→ **Written problem**: Check each line of the listing below for the string "color", and copy the ones that have it.

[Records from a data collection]

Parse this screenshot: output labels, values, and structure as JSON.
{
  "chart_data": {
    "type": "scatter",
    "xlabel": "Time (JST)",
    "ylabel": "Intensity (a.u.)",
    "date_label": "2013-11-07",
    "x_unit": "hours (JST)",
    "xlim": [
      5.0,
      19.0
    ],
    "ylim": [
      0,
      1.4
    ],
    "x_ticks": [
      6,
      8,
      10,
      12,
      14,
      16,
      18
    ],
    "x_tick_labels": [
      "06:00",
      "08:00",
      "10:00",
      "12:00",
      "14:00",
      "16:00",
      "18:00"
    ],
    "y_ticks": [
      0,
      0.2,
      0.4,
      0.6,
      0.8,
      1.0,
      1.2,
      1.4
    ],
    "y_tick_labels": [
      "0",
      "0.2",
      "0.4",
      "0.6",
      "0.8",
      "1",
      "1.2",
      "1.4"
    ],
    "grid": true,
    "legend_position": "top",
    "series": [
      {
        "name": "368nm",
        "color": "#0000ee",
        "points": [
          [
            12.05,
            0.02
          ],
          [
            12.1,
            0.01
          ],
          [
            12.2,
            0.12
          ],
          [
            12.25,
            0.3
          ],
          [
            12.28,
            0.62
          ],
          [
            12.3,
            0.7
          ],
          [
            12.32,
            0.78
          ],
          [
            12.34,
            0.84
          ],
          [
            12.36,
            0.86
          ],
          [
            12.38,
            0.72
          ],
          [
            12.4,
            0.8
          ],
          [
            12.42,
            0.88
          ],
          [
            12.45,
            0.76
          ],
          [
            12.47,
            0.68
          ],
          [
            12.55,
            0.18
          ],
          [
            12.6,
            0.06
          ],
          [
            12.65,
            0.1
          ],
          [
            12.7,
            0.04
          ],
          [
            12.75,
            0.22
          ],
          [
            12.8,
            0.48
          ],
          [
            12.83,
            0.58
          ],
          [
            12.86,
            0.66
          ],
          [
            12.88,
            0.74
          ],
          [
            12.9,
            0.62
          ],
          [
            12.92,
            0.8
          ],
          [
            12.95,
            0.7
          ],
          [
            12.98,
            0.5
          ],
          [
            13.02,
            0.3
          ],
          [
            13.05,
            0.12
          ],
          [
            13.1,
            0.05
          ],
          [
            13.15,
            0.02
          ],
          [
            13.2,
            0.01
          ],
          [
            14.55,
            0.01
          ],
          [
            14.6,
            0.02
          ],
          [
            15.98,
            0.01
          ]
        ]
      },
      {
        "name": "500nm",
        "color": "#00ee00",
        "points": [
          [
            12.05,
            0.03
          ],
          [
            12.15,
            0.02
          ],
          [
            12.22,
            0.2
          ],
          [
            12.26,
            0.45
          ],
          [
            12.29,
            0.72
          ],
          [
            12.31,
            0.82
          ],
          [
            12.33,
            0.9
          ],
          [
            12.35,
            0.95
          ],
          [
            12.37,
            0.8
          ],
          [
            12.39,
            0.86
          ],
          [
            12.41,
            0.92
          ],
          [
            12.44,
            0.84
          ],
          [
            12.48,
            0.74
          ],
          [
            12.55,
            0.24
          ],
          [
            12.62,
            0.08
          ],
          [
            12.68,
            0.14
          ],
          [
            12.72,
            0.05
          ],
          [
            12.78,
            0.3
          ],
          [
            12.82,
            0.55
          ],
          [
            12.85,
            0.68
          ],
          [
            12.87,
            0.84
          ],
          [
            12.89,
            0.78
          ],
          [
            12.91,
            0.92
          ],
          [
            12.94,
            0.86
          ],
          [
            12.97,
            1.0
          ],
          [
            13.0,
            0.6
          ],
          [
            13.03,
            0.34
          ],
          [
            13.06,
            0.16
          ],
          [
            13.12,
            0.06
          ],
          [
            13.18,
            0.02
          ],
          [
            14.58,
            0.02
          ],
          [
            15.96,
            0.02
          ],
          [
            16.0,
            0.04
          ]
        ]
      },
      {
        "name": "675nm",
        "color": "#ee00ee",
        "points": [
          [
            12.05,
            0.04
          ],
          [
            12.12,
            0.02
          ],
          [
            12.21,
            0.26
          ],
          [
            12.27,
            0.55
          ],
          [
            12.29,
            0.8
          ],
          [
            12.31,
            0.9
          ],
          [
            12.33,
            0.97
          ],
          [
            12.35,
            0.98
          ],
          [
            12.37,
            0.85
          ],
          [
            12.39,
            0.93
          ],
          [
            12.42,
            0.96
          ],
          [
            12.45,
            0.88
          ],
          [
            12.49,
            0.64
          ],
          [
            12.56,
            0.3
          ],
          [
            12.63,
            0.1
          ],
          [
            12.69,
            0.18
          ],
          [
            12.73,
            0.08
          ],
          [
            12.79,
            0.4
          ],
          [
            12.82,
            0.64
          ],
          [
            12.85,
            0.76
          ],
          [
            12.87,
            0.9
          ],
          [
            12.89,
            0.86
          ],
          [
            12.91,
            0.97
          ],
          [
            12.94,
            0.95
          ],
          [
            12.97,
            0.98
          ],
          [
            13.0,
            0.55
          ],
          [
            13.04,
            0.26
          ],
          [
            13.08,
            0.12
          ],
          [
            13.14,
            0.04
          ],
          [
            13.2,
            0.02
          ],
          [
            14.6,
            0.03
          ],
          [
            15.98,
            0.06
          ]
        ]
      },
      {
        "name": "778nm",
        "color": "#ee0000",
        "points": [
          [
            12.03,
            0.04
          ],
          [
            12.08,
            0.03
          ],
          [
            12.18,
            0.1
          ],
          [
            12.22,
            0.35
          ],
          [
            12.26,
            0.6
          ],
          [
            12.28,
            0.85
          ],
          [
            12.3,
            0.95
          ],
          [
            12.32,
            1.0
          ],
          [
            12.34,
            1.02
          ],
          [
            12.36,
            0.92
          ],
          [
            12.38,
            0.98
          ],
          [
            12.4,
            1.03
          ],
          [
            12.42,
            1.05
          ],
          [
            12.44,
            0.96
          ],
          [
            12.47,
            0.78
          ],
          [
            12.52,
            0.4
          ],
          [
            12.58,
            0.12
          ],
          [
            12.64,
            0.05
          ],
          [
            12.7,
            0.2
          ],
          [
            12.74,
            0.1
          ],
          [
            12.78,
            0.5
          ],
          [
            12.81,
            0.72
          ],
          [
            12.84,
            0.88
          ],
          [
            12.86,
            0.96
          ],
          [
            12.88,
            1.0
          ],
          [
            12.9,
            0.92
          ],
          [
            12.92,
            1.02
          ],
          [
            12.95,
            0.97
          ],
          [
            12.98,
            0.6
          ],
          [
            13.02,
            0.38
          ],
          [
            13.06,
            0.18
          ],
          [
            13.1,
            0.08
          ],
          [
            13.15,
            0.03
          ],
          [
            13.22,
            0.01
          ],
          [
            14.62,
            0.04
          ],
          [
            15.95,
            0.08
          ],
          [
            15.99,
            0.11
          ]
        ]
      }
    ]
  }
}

→ **Output of the exercise**:
        "color": "#0000ee",
        "color": "#00ee00",
        "color": "#ee00ee",
        "color": "#ee0000",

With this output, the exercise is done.